THE PROBLEM
All of the records listed below should be retyped exactly.
----
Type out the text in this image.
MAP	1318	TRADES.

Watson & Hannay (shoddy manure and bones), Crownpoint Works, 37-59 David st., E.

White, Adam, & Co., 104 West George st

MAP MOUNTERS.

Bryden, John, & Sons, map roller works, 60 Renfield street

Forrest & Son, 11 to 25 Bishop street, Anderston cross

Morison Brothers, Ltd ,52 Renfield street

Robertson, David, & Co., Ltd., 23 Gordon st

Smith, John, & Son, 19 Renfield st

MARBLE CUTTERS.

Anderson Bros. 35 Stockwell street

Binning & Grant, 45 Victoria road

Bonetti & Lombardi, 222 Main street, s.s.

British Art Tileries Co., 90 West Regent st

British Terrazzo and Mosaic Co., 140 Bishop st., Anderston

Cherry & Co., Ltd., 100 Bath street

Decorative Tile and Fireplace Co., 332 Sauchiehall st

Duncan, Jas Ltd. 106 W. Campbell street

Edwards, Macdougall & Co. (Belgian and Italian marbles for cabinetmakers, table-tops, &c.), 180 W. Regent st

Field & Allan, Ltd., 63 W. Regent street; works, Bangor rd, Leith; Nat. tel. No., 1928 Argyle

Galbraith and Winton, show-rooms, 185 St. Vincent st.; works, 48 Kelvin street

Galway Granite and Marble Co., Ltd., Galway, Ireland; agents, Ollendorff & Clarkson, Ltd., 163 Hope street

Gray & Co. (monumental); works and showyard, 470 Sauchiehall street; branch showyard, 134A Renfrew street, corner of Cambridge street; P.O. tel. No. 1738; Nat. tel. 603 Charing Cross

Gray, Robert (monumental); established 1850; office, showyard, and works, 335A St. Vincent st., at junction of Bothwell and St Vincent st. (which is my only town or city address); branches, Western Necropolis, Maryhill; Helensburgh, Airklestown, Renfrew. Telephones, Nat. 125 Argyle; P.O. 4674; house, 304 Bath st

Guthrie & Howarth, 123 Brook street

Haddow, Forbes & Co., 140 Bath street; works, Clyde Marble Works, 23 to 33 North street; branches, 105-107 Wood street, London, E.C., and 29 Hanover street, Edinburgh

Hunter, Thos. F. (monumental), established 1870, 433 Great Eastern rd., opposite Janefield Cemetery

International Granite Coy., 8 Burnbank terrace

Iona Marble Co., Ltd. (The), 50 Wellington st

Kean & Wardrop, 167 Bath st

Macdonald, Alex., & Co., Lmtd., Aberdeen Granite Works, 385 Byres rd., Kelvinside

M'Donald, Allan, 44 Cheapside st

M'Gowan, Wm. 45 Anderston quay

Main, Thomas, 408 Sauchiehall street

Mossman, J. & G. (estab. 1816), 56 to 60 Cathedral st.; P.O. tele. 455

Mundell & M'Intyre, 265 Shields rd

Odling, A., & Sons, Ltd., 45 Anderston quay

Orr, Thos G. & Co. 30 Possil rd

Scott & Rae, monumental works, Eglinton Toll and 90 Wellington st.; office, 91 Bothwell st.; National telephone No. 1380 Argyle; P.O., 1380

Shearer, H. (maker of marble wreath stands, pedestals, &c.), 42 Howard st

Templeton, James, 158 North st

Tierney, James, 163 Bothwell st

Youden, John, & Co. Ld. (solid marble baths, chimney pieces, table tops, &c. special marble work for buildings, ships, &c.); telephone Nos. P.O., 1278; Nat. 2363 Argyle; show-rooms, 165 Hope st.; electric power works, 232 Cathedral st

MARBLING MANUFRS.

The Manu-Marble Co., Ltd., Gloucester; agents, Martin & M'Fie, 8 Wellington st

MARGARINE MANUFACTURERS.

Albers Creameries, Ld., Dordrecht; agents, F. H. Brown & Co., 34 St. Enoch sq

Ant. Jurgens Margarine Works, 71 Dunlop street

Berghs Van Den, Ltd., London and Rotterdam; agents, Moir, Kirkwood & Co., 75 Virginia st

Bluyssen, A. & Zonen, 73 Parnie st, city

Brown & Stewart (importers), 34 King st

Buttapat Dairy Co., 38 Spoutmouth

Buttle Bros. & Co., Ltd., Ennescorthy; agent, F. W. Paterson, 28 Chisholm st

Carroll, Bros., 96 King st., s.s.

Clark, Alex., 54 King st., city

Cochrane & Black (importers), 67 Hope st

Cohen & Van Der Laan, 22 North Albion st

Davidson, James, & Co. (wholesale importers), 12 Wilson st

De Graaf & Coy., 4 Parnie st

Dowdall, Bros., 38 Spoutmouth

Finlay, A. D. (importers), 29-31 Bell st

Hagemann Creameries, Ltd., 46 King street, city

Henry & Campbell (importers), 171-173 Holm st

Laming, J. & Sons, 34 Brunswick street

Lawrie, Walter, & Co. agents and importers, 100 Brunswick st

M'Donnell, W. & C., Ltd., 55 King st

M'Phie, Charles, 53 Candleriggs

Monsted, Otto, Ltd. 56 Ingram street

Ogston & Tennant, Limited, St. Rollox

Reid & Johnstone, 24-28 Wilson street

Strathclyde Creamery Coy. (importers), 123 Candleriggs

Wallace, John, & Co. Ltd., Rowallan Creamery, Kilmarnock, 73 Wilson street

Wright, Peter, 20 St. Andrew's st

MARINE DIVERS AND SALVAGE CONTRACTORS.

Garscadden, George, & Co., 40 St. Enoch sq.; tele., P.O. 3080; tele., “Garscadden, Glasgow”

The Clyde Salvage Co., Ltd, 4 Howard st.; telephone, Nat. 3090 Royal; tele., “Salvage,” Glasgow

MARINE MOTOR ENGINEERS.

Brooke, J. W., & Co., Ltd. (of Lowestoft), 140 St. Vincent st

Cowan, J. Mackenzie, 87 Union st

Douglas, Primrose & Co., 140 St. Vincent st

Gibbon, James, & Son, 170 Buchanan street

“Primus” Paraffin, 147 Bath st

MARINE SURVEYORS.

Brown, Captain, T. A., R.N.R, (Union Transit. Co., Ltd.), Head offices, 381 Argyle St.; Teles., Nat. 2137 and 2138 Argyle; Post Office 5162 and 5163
----
TASK RESULT
Type out the text in this image.
MAP	1318	TRADES.

Watson & Hannay (shoddy manure and bones), Crownpoint Works, 37-59 David st., E.

White, Adam, & Co., 104 West George st

MAP MOUNTERS.

Bryden, John, & Sons, map roller works, 60 Renfield street

Forrest & Son, 11 to 25 Bishop street, Anderston cross

Morison Brothers, Ltd ,52 Renfield street

Robertson, David, & Co., Ltd., 23 Gordon st

Smith, John, & Son, 19 Renfield st

MARBLE CUTTERS.

Anderson Bros. 35 Stockwell street

Binning & Grant, 45 Victoria road

Bonetti & Lombardi, 222 Main street, s.s.

British Art Tileries Co., 90 West Regent st

British Terrazzo and Mosaic Co., 140 Bishop st., Anderston

Cherry & Co., Ltd., 100 Bath street

Decorative Tile and Fireplace Co., 332 Sauchiehall st

Duncan, Jas Ltd. 106 W. Campbell street

Edwards, Macdougall & Co. (Belgian and Italian marbles for cabinetmakers, table-tops, &c.), 180 W. Regent st

Field & Allan, Ltd., 63 W. Regent street; works, Bangor rd, Leith; Nat. tel. No., 1928 Argyle

Galbraith and Winton, show-rooms, 185 St. Vincent st.; works, 48 Kelvin street

Galway Granite and Marble Co., Ltd., Galway, Ireland; agents, Ollendorff & Clarkson, Ltd., 163 Hope street

Gray & Co. (monumental); works and showyard, 470 Sauchiehall street; branch showyard, 134A Renfrew street, corner of Cambridge street; P.O. tel. No. 1738; Nat. tel. 603 Charing Cross

Gray, Robert (monumental); established 1850; office, showyard, and works, 335A St. Vincent st., at junction of Bothwell and St Vincent st. (which is my only town or city address); branches, Western Necropolis, Maryhill; Helensburgh, Airklestown, Renfrew. Telephones, Nat. 125 Argyle; P.O. 4674; house, 304 Bath st

Guthrie & Howarth, 123 Brook street

Haddow, Forbes & Co., 140 Bath street; works, Clyde Marble Works, 23 to 33 North street; branches, 105-107 Wood street, London, E.C., and 29 Hanover street, Edinburgh

Hunter, Thos. F. (monumental), established 1870, 433 Great Eastern rd., opposite Janefield Cemetery

International Granite Coy., 8 Burnbank terrace

Iona Marble Co., Ltd. (The), 50 Wellington st

Kean & Wardrop, 167 Bath st

Macdonald, Alex., & Co., Lmtd., Aberdeen Granite Works, 385 Byres rd., Kelvinside

M'Donald, Allan, 44 Cheapside st

M'Gowan, Wm. 45 Anderston quay

Main, Thomas, 408 Sauchiehall street

Mossman, J. & G. (estab. 1816), 56 to 60 Cathedral st.; P.O. tele. 455

Mundell & M'Intyre, 265 Shields rd

Odling, A., & Sons, Ltd., 45 Anderston quay

Orr, Thos G. & Co. 30 Possil rd

Scott & Rae, monumental works, Eglinton Toll and 90 Wellington st.; office, 91 Bothwell st.; National telephone No. 1380 Argyle; P.O., 1380

Shearer, H. (maker of marble wreath stands, pedestals, &c.), 42 Howard st

Templeton, James, 158 North st

Tierney, James, 163 Bothwell st

Youden, John, & Co. Ld. (solid marble baths, chimney pieces, table tops, &c. special marble work for buildings, ships, &c.); telephone Nos. P.O., 1278; Nat. 2363 Argyle; show-rooms, 165 Hope st.; electric power works, 232 Cathedral st

MARBLING MANUFRS.

The Manu-Marble Co., Ltd., Gloucester; agents, Martin & M'Fie, 8 Wellington st

MARGARINE MANUFACTURERS.

Albers Creameries, Ld., Dordrecht; agents, F. H. Brown & Co., 34 St. Enoch sq

Ant. Jurgens Margarine Works, 71 Dunlop street

Berghs Van Den, Ltd., London and Rotterdam; agents, Moir, Kirkwood & Co., 75 Virginia st

Bluyssen, A. & Zonen, 73 Parnie st, city

Brown & Stewart (importers), 34 King st

Buttapat Dairy Co., 38 Spoutmouth

Buttle Bros. & Co., Ltd., Ennescorthy; agent, F. W. Paterson, 28 Chisholm st

Carroll, Bros., 96 King st., s.s.

Clark, Alex., 54 King st., city

Cochrane & Black (importers), 67 Hope st

Cohen & Van Der Laan, 22 North Albion st

Davidson, James, & Co. (wholesale importers), 12 Wilson st

De Graaf & Coy., 4 Parnie st

Dowdall, Bros., 38 Spoutmouth

Finlay, A. D. (importers), 29-31 Bell st

Hagemann Creameries, Ltd., 46 King street, city

Henry & Campbell (importers), 171-173 Holm st

Laming, J. & Sons, 34 Brunswick street

Lawrie, Walter, & Co. agents and importers, 100 Brunswick st

M'Donnell, W. & C., Ltd., 55 King st

M'Phie, Charles, 53 Candleriggs

Monsted, Otto, Ltd. 56 Ingram street

Ogston & Tennant, Limited, St. Rollox

Reid & Johnstone, 24-28 Wilson street

Strathclyde Creamery Coy. (importers), 123 Candleriggs

Wallace, John, & Co. Ltd., Rowallan Creamery, Kilmarnock, 73 Wilson street

Wright, Peter, 20 St. Andrew's st

MARINE DIVERS AND SALVAGE CONTRACTORS.

Garscadden, George, & Co., 40 St. Enoch sq.; tele., P.O. 3080; tele., “Garscadden, Glasgow”

The Clyde Salvage Co., Ltd, 4 Howard st.; telephone, Nat. 3090 Royal; tele., “Salvage,” Glasgow

MARINE MOTOR ENGINEERS.

Brooke, J. W., & Co., Ltd. (of Lowestoft), 140 St. Vincent st

Cowan, J. Mackenzie, 87 Union st

Douglas, Primrose & Co., 140 St. Vincent st

Gibbon, James, & Son, 170 Buchanan street

“Primus” Paraffin, 147 Bath st

MARINE SURVEYORS.

Brown, Captain, T. A., R.N.R, (Union Transit. Co., Ltd.), Head offices, 381 Argyle St.; Teles., Nat. 2137 and 2138 Argyle; Post Office 5162 and 5163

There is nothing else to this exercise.